┌──

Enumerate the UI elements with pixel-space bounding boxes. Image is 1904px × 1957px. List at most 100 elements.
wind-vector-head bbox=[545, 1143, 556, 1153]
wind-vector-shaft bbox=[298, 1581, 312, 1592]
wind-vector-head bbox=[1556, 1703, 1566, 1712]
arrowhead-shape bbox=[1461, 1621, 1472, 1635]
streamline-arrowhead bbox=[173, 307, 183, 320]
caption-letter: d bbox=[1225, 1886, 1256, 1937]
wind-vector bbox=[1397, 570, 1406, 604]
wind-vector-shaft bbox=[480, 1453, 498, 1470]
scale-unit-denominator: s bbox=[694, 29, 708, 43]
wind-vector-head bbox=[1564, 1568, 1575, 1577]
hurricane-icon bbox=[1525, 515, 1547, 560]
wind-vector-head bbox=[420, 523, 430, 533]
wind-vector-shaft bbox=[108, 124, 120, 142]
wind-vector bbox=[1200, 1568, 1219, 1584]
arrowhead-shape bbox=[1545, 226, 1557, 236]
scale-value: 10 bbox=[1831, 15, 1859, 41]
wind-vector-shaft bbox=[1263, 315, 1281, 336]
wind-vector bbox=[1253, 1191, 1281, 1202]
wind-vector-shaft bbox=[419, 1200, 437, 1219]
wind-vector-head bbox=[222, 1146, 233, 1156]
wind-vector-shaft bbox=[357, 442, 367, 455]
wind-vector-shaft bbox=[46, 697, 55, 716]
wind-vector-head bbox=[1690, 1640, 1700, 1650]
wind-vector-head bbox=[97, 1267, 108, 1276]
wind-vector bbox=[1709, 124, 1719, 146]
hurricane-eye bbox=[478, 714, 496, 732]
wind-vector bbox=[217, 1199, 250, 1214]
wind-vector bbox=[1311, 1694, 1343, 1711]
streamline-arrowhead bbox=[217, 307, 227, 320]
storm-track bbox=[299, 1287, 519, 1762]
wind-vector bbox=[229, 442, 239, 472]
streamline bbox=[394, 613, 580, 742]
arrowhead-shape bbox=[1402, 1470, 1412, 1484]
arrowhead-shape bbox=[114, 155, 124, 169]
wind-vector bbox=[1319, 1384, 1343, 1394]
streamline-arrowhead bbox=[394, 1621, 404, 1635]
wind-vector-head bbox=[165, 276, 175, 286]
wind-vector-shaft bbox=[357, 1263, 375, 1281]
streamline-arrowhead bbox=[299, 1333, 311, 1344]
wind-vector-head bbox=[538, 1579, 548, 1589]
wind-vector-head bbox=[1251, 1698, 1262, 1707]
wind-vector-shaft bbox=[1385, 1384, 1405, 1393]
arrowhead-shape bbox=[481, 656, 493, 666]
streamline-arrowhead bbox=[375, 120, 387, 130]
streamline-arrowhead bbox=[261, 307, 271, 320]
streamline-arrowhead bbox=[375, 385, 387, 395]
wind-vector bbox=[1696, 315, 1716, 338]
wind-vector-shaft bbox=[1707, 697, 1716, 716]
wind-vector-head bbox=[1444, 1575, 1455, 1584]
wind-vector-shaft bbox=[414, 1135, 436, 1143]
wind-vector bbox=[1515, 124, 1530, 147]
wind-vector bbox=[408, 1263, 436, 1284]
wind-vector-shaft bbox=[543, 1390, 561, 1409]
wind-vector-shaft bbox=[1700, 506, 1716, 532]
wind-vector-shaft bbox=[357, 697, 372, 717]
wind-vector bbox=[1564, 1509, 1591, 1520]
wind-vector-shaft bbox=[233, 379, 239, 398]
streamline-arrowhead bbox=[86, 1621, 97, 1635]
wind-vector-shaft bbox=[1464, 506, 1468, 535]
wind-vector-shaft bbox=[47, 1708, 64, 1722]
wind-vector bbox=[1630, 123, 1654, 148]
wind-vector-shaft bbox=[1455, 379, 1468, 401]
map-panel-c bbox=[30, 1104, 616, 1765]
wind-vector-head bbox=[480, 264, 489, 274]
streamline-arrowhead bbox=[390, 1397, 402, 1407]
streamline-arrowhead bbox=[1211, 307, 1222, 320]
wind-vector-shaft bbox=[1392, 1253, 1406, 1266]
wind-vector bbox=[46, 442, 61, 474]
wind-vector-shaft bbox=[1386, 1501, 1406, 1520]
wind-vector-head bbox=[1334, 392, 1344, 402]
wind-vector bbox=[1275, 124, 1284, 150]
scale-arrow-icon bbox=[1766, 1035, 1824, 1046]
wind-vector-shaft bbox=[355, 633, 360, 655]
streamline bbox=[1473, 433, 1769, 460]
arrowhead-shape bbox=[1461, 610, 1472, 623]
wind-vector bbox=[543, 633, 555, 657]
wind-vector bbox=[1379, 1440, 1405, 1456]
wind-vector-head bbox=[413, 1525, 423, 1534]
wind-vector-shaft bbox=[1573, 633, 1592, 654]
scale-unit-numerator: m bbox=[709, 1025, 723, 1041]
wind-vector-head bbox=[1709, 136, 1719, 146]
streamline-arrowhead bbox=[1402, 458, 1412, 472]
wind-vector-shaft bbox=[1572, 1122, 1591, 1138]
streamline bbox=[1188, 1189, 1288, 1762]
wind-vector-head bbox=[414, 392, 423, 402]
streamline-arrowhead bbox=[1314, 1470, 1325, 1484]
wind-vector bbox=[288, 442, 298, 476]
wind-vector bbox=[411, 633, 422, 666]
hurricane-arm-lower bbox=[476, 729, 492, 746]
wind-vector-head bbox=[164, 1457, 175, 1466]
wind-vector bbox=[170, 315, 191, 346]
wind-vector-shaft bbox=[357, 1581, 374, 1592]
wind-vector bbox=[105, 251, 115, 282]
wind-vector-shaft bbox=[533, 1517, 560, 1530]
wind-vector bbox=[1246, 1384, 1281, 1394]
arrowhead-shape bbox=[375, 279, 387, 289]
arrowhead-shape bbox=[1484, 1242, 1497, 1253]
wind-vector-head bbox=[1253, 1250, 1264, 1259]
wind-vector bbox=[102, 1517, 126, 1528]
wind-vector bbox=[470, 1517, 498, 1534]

└──

__Exercise aim__
Identify every line in the entries above that contains the string "scale", treating case as significant, and copy each matching line in full.

__Final result__
scale-unit-denominator: s bbox=[694, 29, 708, 43]
scale-value: 10 bbox=[1831, 15, 1859, 41]
scale-arrow-icon bbox=[1766, 1035, 1824, 1046]
scale-unit-numerator: m bbox=[709, 1025, 723, 1041]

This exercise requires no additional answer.